■ Task statement ■
Check each line of the listing below for the string "Leiden", and copy the ones that have it.

◇ ◇ ◇ ◇ ◇ ◇ ◇

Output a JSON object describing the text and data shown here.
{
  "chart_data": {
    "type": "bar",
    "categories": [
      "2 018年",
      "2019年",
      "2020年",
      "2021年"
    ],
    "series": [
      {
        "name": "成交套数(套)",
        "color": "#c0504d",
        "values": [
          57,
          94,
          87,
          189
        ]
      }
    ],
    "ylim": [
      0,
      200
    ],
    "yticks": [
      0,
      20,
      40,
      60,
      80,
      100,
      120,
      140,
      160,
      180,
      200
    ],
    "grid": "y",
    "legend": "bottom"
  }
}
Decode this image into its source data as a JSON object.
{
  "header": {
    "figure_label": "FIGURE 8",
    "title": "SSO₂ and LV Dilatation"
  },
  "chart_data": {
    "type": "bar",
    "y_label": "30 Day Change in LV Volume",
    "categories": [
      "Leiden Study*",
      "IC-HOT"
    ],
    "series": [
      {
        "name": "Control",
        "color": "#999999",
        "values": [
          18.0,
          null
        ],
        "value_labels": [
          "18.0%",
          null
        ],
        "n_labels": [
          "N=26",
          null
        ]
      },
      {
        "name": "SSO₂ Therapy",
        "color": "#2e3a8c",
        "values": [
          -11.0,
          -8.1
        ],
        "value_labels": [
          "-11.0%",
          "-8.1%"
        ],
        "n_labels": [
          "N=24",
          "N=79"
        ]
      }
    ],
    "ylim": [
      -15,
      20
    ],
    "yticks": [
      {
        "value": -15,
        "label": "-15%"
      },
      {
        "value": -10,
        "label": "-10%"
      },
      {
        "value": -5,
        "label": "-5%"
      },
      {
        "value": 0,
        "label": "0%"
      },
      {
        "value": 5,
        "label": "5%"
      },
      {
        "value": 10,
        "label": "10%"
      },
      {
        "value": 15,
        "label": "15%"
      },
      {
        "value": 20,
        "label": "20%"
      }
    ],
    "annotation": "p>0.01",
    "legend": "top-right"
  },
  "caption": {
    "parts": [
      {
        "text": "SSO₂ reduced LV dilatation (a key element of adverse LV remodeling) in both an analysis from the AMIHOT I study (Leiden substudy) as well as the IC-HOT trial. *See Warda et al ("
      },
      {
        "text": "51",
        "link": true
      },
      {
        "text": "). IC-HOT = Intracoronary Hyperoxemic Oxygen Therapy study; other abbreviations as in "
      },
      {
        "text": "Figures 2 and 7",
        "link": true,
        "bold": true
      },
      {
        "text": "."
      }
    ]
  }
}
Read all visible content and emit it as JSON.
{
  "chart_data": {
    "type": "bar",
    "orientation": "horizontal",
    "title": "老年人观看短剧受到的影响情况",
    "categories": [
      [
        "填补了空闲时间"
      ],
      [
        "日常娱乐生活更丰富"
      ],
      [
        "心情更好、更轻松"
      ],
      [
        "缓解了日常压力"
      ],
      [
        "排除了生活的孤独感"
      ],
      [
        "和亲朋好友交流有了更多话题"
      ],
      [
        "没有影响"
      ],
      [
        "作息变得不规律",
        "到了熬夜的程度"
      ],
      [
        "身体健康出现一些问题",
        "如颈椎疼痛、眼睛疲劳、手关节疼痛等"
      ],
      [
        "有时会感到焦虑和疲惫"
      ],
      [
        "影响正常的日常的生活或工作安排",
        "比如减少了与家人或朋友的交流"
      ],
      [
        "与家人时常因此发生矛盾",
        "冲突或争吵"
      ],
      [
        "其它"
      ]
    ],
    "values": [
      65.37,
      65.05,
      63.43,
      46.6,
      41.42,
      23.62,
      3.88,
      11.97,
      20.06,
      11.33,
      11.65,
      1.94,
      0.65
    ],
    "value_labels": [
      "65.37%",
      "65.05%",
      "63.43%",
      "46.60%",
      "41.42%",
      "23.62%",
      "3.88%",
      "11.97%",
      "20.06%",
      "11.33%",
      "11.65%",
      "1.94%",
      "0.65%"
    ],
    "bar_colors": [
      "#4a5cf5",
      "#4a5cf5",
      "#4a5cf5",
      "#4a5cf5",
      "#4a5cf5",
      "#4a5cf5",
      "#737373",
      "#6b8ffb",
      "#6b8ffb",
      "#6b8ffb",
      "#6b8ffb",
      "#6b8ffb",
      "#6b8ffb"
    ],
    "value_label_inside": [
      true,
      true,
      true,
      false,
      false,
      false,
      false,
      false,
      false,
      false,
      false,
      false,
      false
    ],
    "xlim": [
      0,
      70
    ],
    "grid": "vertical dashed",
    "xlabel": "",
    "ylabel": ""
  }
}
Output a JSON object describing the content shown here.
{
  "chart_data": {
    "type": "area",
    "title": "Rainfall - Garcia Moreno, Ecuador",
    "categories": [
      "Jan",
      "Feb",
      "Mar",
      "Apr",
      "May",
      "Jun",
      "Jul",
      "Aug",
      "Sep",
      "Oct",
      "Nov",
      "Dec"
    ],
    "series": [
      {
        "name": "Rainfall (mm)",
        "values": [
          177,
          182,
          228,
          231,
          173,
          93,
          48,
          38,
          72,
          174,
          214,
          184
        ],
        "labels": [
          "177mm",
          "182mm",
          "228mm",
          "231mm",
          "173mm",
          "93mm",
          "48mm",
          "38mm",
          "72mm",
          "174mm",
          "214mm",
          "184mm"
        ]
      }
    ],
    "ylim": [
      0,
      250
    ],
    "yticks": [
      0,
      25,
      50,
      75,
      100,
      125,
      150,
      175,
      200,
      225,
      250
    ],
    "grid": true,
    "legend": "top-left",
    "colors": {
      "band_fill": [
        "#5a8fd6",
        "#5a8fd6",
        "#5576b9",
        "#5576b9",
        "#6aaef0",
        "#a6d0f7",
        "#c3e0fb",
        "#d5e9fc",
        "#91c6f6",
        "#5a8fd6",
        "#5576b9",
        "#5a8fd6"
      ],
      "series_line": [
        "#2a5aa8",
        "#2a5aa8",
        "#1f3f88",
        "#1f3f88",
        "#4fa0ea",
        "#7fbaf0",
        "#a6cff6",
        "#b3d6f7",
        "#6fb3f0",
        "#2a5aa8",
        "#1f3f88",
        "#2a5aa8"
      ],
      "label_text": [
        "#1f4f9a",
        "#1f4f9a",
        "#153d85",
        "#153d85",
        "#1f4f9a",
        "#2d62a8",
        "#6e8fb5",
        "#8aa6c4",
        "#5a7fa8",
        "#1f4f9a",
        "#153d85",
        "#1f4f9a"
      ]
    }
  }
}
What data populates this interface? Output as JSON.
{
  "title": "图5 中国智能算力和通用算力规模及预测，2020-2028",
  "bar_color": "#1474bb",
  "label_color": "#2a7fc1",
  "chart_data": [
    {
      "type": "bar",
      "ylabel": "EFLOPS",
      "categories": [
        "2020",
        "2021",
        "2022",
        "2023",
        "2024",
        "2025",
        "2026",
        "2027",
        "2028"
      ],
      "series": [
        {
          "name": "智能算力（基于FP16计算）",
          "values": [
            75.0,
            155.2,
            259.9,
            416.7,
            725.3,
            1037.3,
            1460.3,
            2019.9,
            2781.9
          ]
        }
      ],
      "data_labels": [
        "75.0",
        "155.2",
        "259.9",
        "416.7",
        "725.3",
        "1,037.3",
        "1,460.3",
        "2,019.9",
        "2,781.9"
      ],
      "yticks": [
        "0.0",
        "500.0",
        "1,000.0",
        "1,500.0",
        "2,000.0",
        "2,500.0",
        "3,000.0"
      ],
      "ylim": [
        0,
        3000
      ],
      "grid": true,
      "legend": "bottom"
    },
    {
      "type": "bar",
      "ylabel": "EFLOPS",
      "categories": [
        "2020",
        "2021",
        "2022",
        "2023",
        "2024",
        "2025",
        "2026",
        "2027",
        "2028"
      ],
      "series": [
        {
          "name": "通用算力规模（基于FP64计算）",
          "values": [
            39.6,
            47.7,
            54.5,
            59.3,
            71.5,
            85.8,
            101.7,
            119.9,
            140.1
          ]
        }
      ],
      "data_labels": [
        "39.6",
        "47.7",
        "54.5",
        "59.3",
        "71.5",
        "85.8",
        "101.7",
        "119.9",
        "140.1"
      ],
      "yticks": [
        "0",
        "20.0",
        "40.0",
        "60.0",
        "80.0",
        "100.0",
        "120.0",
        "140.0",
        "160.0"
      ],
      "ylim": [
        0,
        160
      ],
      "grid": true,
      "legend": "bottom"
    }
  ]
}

◇ ◇ ◇ ◇ ◇ ◇ ◇

■ Exercise output ■
      "Leiden Study*",
        "text": "SSO₂ reduced LV dilatation (a key element of adverse LV remodeling) in both an analysis from the AMIHOT I study (Leiden substudy) as well as the IC-HOT trial. *See Warda et al ("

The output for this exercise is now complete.